**DIRECTIVE:** Of all the lines in the material, how many include the word "data"? Reply with the number alone.

**MATERIAL PROVIDED:**

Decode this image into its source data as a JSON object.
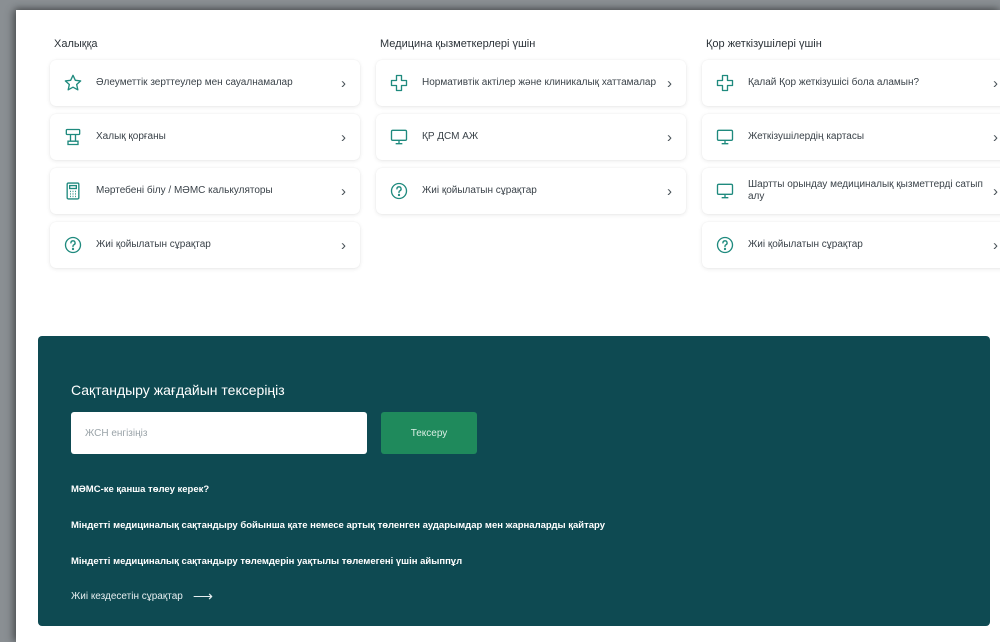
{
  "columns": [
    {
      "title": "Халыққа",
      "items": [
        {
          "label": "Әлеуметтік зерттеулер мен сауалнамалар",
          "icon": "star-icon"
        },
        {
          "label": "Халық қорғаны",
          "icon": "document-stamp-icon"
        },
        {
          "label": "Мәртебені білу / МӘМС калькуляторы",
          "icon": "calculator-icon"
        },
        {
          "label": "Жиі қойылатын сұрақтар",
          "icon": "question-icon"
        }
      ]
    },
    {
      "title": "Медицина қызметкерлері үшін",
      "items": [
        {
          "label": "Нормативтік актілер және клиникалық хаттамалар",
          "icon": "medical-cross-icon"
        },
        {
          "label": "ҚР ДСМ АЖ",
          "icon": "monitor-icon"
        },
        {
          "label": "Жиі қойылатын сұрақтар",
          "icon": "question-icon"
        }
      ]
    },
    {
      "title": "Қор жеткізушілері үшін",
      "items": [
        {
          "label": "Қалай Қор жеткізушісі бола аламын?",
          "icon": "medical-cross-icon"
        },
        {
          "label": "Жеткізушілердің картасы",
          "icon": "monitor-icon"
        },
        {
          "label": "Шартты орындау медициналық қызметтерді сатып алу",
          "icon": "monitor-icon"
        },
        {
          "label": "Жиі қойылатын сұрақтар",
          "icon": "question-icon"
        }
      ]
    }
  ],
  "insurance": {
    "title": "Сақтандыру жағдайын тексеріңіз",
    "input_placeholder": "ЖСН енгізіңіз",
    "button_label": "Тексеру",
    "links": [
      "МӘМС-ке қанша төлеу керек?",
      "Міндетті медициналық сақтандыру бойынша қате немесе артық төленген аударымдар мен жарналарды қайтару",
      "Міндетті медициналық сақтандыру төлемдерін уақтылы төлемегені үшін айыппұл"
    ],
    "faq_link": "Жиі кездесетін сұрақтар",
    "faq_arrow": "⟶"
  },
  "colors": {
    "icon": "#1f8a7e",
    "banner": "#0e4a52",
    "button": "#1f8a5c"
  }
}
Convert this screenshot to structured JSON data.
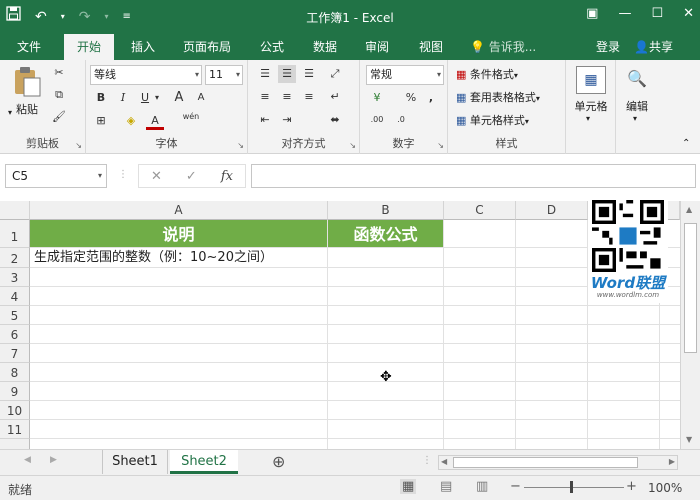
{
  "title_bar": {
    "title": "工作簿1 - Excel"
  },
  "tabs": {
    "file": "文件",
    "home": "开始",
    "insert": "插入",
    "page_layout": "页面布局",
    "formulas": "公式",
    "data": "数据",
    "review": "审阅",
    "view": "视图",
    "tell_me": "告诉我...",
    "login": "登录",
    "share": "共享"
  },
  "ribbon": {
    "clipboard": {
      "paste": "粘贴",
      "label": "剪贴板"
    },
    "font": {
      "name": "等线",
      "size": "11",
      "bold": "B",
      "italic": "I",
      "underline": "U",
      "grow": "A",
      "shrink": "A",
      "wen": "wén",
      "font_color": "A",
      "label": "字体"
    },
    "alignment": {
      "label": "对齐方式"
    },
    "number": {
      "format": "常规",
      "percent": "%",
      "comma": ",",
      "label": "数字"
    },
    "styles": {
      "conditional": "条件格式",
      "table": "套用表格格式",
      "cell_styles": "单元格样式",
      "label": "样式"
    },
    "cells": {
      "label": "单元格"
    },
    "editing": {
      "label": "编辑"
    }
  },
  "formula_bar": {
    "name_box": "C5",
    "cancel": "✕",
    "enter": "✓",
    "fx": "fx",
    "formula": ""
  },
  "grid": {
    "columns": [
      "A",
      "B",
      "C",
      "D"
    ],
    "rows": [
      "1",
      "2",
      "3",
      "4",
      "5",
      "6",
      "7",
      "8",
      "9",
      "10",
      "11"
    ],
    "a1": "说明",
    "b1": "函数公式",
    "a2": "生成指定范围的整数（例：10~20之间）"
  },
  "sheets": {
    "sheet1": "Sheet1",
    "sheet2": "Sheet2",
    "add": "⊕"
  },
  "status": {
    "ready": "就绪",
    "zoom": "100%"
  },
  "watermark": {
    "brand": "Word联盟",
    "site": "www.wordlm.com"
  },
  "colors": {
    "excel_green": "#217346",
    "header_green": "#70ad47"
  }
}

**TASK RESULT:** 3